> **YOUR OBJECTIVE**
Below are some entries. Copy each line that holds the string "marker".

-- SUPPLIED DATA start --

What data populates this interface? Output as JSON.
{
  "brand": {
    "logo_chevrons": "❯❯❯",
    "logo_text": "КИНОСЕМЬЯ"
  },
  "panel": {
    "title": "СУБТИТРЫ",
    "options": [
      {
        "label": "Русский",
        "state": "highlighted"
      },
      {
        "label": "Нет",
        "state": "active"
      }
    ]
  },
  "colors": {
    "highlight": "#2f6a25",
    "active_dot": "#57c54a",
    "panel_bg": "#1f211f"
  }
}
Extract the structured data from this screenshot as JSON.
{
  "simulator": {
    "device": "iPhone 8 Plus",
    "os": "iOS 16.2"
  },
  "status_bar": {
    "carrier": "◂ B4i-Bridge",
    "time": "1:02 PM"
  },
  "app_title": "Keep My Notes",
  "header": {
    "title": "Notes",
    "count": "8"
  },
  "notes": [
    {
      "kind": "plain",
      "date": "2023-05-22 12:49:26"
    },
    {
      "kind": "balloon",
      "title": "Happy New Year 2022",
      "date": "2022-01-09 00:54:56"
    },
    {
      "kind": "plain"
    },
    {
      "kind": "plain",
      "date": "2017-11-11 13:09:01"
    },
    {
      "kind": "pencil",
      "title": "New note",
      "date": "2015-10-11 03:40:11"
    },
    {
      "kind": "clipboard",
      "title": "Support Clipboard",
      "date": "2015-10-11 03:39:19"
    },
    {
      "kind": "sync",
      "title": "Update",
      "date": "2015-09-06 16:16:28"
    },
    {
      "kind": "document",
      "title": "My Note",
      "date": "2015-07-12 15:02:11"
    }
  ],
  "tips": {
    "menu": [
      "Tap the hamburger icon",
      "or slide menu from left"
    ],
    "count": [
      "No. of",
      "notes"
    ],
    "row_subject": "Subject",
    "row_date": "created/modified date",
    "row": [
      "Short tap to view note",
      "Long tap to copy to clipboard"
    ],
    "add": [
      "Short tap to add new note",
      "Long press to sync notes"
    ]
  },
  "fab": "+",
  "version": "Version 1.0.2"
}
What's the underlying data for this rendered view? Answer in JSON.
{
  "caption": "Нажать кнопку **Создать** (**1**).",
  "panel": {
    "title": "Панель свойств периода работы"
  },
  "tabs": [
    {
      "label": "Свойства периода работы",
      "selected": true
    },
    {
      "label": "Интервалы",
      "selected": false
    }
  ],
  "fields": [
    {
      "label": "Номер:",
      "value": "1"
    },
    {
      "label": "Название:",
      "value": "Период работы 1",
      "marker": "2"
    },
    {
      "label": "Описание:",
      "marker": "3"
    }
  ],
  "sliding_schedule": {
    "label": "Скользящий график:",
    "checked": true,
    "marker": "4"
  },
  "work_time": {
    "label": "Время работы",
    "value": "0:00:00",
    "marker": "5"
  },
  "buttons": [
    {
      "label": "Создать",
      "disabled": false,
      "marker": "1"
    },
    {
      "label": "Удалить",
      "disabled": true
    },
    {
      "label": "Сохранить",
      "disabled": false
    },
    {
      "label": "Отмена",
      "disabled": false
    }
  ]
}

-- SUPPLIED DATA end --

> **COMPLETE RESPONSE**
      "marker": "2"
      "marker": "3"
    "marker": "4"
    "marker": "5"
      "marker": "1"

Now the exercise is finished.